→ Record excerpts:
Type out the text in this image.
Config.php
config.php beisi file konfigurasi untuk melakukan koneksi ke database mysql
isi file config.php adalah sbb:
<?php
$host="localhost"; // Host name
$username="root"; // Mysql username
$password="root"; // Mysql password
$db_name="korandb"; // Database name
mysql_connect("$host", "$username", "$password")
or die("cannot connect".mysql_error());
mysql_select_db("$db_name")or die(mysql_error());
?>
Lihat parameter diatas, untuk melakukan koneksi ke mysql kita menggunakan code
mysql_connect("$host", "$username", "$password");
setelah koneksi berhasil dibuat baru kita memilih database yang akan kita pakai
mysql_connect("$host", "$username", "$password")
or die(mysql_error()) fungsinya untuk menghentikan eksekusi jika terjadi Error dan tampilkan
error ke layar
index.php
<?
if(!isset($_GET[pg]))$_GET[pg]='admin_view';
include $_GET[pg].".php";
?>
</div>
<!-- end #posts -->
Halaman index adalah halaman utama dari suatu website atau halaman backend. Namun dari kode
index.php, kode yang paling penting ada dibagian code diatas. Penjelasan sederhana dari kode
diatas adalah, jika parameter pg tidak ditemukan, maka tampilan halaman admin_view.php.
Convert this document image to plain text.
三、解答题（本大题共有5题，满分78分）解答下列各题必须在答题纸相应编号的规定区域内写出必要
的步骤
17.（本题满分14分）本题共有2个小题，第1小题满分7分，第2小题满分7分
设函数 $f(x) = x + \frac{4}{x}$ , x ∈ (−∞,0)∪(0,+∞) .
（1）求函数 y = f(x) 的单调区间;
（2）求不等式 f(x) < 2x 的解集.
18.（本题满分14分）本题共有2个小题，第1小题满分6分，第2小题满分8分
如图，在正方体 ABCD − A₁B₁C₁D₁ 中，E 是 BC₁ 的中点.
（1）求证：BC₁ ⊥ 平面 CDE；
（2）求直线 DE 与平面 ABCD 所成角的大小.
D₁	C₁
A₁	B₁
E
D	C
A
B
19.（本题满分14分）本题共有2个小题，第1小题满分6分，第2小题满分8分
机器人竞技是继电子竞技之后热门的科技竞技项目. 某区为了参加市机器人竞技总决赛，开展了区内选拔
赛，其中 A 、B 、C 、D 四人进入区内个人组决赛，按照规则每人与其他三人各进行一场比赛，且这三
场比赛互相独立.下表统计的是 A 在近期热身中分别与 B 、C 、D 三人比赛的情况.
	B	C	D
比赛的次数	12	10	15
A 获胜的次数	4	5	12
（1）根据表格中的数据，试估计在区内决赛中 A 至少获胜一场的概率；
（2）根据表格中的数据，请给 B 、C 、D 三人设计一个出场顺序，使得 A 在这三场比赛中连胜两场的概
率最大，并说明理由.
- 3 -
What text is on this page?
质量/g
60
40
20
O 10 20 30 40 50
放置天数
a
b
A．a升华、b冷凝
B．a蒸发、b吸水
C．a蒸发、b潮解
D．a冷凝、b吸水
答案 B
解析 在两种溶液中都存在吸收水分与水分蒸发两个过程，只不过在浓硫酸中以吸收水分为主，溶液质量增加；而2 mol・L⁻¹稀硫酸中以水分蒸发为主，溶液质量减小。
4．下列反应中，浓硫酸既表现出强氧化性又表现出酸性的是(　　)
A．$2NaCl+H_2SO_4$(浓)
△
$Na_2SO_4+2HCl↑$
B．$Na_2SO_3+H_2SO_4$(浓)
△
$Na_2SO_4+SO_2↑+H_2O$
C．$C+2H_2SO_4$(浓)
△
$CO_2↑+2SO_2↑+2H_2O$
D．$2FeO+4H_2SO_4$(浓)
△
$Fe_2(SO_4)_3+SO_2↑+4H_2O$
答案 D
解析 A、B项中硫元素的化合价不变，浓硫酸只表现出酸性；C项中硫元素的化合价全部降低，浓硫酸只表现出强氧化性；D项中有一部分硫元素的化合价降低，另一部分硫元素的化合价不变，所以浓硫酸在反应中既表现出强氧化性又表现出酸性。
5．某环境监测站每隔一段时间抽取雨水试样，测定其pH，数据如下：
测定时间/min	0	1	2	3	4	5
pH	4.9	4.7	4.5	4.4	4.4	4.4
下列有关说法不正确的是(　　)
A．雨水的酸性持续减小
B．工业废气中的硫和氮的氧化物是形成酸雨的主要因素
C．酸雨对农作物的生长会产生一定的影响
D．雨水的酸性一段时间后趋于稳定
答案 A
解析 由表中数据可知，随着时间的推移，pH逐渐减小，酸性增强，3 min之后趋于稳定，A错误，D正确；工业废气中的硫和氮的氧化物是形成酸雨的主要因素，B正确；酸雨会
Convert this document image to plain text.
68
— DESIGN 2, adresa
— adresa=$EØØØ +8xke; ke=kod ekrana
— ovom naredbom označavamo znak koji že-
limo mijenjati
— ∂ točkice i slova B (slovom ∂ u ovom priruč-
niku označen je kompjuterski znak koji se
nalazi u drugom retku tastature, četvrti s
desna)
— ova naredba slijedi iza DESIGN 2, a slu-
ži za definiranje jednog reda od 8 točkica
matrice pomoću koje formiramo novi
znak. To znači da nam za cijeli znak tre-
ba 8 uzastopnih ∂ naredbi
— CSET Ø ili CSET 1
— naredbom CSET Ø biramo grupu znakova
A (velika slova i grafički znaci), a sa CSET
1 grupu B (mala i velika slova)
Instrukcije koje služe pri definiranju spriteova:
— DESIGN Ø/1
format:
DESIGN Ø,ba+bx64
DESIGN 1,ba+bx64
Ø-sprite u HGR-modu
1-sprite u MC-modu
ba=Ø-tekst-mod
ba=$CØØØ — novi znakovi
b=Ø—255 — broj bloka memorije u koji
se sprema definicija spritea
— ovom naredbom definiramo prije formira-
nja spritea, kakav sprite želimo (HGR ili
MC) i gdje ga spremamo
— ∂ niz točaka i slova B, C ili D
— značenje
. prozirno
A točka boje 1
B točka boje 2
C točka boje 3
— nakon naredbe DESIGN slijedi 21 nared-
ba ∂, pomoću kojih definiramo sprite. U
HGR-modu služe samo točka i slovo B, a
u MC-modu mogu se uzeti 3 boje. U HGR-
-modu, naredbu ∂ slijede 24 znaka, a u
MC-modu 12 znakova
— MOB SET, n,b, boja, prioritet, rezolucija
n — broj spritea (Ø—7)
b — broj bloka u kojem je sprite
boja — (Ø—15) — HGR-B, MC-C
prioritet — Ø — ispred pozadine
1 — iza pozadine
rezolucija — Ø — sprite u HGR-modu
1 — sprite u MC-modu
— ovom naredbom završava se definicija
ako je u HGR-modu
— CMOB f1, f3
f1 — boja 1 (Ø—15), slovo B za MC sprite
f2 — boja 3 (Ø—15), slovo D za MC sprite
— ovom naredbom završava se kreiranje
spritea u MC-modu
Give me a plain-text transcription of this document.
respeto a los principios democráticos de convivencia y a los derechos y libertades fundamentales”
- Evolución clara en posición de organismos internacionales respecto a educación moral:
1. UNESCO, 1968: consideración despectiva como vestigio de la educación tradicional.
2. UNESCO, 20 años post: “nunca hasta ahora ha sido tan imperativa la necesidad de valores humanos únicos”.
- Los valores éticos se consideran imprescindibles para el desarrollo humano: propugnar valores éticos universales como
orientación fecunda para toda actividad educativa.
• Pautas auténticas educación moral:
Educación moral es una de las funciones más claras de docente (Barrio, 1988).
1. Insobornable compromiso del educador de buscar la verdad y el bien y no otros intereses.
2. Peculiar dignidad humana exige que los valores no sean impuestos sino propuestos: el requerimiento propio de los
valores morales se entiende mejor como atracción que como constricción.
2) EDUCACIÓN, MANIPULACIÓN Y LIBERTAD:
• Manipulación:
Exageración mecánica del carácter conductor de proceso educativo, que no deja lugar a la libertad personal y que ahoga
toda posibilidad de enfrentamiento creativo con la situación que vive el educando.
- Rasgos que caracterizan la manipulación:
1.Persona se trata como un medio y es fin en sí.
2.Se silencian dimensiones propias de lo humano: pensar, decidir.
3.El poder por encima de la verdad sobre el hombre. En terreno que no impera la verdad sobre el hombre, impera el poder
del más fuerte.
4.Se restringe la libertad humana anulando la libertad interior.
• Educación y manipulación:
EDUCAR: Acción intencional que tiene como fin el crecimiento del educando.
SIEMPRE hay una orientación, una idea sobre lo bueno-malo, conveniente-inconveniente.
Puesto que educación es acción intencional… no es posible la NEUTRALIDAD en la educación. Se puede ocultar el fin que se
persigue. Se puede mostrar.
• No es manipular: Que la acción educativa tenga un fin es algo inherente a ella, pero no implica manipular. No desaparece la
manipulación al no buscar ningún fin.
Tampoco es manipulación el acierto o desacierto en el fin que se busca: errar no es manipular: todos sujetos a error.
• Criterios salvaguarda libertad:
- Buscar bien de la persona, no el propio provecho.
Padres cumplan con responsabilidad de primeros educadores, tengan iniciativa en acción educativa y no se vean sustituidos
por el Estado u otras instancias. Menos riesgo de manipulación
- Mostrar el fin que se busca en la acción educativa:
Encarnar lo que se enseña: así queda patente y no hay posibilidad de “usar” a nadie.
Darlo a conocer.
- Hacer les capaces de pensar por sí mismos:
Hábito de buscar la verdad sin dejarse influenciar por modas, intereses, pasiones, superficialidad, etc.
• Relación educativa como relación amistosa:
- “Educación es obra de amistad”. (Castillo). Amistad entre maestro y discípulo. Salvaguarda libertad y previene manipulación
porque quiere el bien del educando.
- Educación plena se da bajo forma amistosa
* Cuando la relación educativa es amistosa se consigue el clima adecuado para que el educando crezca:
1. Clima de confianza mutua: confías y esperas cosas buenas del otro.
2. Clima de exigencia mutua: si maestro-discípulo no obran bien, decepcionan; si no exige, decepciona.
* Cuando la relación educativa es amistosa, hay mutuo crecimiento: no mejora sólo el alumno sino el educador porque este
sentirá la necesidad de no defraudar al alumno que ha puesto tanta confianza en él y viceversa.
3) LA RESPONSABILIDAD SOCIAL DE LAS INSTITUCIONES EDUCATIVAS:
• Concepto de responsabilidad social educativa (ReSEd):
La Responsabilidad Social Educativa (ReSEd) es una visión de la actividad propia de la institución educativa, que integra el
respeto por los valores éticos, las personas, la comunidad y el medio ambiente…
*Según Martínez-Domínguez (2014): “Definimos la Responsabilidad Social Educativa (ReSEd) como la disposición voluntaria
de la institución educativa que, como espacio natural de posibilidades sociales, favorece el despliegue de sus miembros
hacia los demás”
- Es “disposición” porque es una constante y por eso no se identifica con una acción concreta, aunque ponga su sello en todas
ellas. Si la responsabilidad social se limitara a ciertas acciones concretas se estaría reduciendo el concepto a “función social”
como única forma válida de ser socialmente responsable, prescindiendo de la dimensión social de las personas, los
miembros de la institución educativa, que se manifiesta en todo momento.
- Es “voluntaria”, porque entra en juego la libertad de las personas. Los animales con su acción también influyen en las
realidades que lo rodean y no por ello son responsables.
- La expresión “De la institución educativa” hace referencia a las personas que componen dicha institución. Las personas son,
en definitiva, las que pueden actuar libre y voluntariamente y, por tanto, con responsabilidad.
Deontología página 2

→ Work instructions: Copy each line of the records containing the string "spritea".

→ Complete output:
se sprema definicija spritea
nja spritea, kakav sprite želimo (HGR ili
n — broj spritea (Ø—7)
spritea u MC-modu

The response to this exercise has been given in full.